PROBLEM STATEMENT
Send each entry back exactly as given, pictures excluded.

RECORDS SHOWN
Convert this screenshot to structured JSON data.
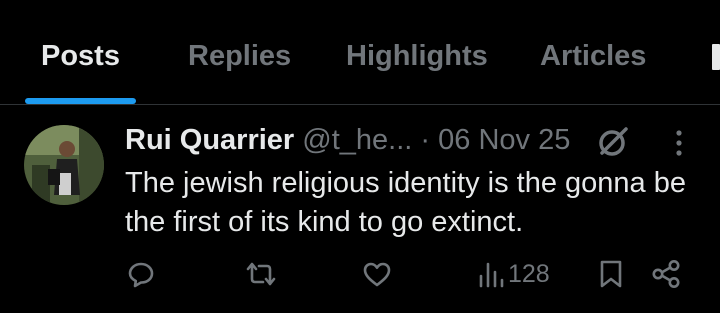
{
  "tabs": [
    {
      "label": "Posts",
      "active": true
    },
    {
      "label": "Replies",
      "active": false
    },
    {
      "label": "Highlights",
      "active": false
    },
    {
      "label": "Articles",
      "active": false
    }
  ],
  "post": {
    "author_name": "Rui Quarrier",
    "handle": "@t_he...",
    "separator": "·",
    "date": "06 Nov 25",
    "text": "The jewish religious identity is the gonna be the first of its kind to go extinct.",
    "views": "128"
  },
  "icons": {
    "badge": "no-entry-circle-icon",
    "more": "more-vertical-icon",
    "reply": "reply-icon",
    "repost": "repost-icon",
    "like": "heart-icon",
    "views": "views-icon",
    "bookmark": "bookmark-icon",
    "share": "share-icon"
  },
  "colors": {
    "background": "#000000",
    "text_primary": "#e7e9ea",
    "text_secondary": "#71767b",
    "accent": "#1d9bf0",
    "divider": "#2f3336"
  }
}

EXPECTED OUTPUT
Convert this screenshot to structured JSON data.
{
  "tabs": [
    {
      "label": "Posts",
      "active": true
    },
    {
      "label": "Replies",
      "active": false
    },
    {
      "label": "Highlights",
      "active": false
    },
    {
      "label": "Articles",
      "active": false
    }
  ],
  "post": {
    "author_name": "Rui Quarrier",
    "handle": "@t_he...",
    "separator": "·",
    "date": "06 Nov 25",
    "text": "The jewish religious identity is the gonna be the first of its kind to go extinct.",
    "views": "128"
  },
  "icons": {
    "badge": "no-entry-circle-icon",
    "more": "more-vertical-icon",
    "reply": "reply-icon",
    "repost": "repost-icon",
    "like": "heart-icon",
    "views": "views-icon",
    "bookmark": "bookmark-icon",
    "share": "share-icon"
  },
  "colors": {
    "background": "#000000",
    "text_primary": "#e7e9ea",
    "text_secondary": "#71767b",
    "accent": "#1d9bf0",
    "divider": "#2f3336"
  }
}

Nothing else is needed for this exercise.